- Goal
Every line containing the word "chaleur" needs to be found and copied.

>> Begin Recorded information

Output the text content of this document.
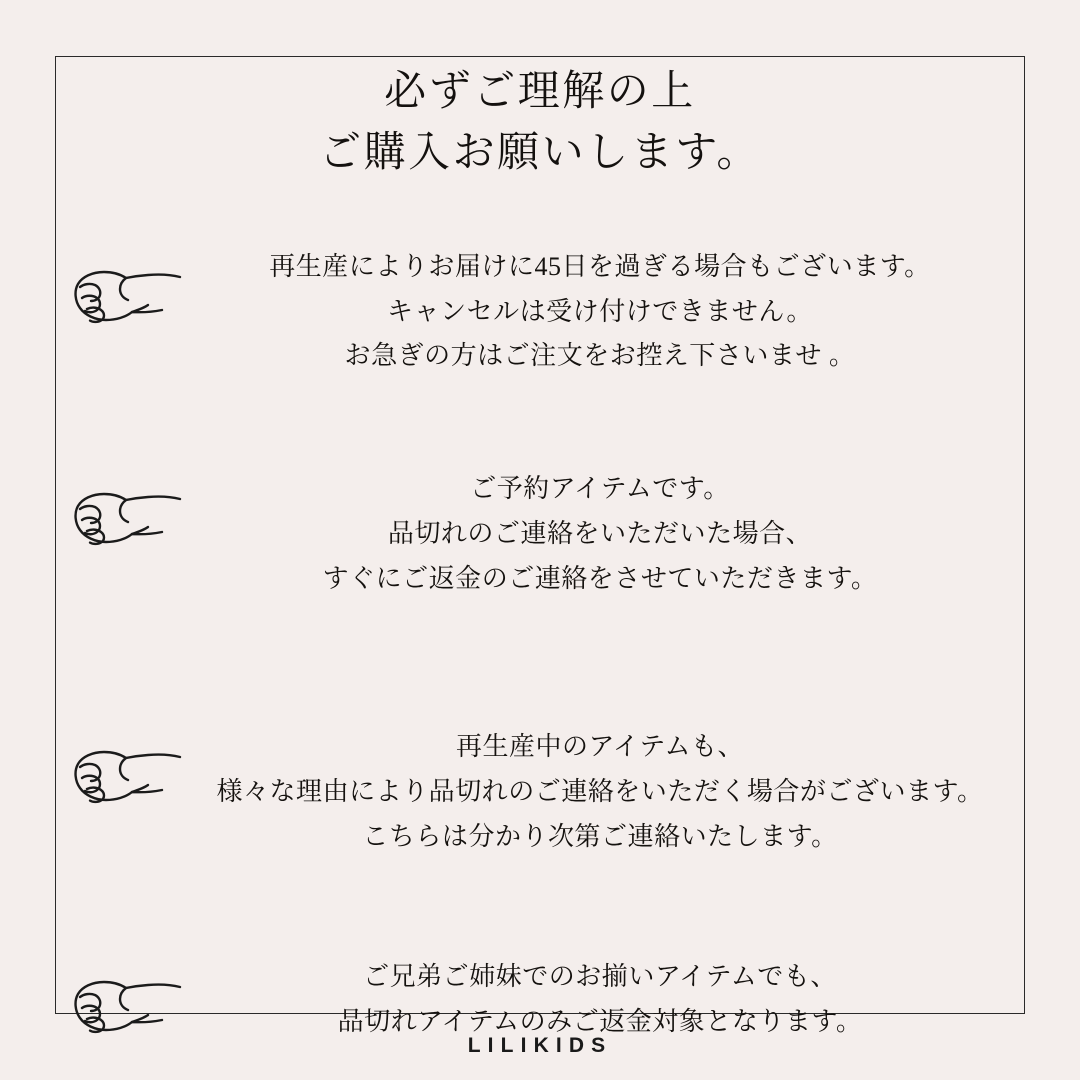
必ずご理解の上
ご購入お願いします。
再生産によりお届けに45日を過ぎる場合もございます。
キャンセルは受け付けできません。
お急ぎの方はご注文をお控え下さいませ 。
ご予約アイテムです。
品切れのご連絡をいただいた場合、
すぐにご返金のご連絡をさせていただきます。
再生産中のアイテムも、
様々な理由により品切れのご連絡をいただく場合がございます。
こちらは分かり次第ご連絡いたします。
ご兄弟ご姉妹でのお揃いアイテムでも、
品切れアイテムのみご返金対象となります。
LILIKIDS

>> End Recorded information
>> Begin Recorded information

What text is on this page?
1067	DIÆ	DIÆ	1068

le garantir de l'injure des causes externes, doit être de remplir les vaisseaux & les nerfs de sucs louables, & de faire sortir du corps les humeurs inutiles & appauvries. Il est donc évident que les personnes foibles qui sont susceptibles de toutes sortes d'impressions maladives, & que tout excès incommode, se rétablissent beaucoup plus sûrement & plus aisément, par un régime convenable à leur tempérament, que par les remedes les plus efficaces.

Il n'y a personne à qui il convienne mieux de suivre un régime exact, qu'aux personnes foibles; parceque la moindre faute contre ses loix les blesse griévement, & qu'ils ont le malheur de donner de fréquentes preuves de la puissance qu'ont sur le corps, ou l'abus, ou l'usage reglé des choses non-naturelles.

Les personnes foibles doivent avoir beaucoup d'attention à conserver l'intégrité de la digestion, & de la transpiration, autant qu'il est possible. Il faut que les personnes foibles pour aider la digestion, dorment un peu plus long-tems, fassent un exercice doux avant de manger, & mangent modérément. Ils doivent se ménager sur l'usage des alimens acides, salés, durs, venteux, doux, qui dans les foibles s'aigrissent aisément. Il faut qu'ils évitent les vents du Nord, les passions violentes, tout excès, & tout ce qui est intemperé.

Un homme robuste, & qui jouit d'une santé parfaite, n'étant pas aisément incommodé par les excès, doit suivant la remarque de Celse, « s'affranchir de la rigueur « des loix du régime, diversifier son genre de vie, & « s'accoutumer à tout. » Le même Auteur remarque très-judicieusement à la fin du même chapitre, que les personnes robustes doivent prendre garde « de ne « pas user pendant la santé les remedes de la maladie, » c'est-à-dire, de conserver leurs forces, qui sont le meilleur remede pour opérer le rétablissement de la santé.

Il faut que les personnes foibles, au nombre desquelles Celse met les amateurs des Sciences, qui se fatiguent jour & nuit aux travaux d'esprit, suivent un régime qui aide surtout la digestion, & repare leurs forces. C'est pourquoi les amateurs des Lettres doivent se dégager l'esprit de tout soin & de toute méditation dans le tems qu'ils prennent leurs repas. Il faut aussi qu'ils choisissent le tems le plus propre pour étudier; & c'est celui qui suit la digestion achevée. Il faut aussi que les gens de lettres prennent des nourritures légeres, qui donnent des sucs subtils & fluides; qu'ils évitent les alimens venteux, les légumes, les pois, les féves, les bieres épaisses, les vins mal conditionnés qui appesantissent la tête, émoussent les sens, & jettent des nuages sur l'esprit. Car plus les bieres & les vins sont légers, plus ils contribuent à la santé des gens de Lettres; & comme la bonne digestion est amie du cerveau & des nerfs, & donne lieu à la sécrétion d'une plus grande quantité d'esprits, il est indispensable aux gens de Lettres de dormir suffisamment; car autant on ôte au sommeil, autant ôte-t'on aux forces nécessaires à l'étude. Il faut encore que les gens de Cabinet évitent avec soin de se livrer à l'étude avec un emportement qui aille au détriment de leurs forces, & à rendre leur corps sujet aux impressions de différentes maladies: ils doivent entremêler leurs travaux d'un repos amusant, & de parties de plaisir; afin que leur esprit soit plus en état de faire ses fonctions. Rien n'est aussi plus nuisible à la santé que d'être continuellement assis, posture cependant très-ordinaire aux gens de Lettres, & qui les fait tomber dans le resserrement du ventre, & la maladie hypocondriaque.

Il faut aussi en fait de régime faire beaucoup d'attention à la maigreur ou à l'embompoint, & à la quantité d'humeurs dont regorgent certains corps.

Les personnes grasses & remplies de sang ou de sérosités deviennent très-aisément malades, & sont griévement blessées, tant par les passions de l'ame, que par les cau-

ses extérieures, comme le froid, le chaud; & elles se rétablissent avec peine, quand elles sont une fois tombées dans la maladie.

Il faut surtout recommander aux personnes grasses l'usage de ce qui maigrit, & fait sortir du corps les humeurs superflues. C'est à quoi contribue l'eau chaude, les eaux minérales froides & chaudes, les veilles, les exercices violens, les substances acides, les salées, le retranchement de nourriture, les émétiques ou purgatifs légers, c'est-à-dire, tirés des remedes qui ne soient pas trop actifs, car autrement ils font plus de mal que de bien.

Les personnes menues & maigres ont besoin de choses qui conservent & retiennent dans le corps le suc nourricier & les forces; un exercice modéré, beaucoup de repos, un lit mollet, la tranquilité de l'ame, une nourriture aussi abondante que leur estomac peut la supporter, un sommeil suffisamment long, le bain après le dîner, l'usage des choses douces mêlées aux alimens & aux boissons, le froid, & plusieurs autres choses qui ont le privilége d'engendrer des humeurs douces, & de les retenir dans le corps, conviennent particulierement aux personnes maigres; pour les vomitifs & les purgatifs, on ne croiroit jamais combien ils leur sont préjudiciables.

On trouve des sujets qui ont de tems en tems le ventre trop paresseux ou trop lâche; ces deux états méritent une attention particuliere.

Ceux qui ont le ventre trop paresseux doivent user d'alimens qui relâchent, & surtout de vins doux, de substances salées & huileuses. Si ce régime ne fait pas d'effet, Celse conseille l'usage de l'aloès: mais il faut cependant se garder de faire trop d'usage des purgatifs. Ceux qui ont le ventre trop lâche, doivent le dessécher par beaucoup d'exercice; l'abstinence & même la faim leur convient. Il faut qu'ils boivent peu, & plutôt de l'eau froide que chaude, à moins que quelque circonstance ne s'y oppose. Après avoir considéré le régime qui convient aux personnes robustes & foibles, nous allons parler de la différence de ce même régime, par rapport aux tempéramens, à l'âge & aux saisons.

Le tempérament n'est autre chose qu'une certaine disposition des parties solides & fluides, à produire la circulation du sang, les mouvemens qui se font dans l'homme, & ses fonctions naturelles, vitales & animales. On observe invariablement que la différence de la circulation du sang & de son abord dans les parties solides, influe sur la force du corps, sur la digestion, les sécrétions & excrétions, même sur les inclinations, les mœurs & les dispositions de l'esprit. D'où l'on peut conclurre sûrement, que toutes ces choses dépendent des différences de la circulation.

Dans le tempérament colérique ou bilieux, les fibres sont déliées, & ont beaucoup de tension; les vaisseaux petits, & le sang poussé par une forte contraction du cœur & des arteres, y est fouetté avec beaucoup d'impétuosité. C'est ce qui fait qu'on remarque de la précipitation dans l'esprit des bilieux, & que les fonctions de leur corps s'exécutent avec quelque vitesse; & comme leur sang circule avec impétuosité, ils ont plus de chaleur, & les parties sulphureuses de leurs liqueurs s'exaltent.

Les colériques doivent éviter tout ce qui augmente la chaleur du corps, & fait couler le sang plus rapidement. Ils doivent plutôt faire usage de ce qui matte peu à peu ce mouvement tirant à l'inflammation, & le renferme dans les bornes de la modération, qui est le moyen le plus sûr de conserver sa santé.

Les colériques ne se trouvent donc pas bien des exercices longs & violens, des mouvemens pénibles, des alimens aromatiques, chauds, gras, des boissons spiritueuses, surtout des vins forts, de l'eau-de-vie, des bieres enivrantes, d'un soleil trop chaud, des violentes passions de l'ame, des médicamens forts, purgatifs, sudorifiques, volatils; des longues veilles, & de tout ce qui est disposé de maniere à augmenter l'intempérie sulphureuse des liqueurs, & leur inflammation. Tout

>> End Recorded information

- Task output
Dans le tempérament colérique ou bilieux, les fibres sont déliées, & ont beaucoup de tension; les vaisseaux petits, & le sang poussé par une forte contraction du cœur & des arteres, y est fouetté avec beaucoup d'impétuosité. C'est ce qui fait qu'on remarque de la précipitation dans l'esprit des bilieux, & que les fonctions de leur corps s'exécutent avec quelque vitesse; & comme leur sang circule avec impétuosité, ils ont plus de chaleur, & les parties sulphureuses de leurs liqueurs s'exaltent.
Les colériques doivent éviter tout ce qui augmente la chaleur du corps, & fait couler le sang plus rapidement. Ils doivent plutôt faire usage de ce qui matte peu à peu ce mouvement tirant à l'inflammation, & le renferme dans les bornes de la modération, qui est le moyen le plus sûr de conserver sa santé.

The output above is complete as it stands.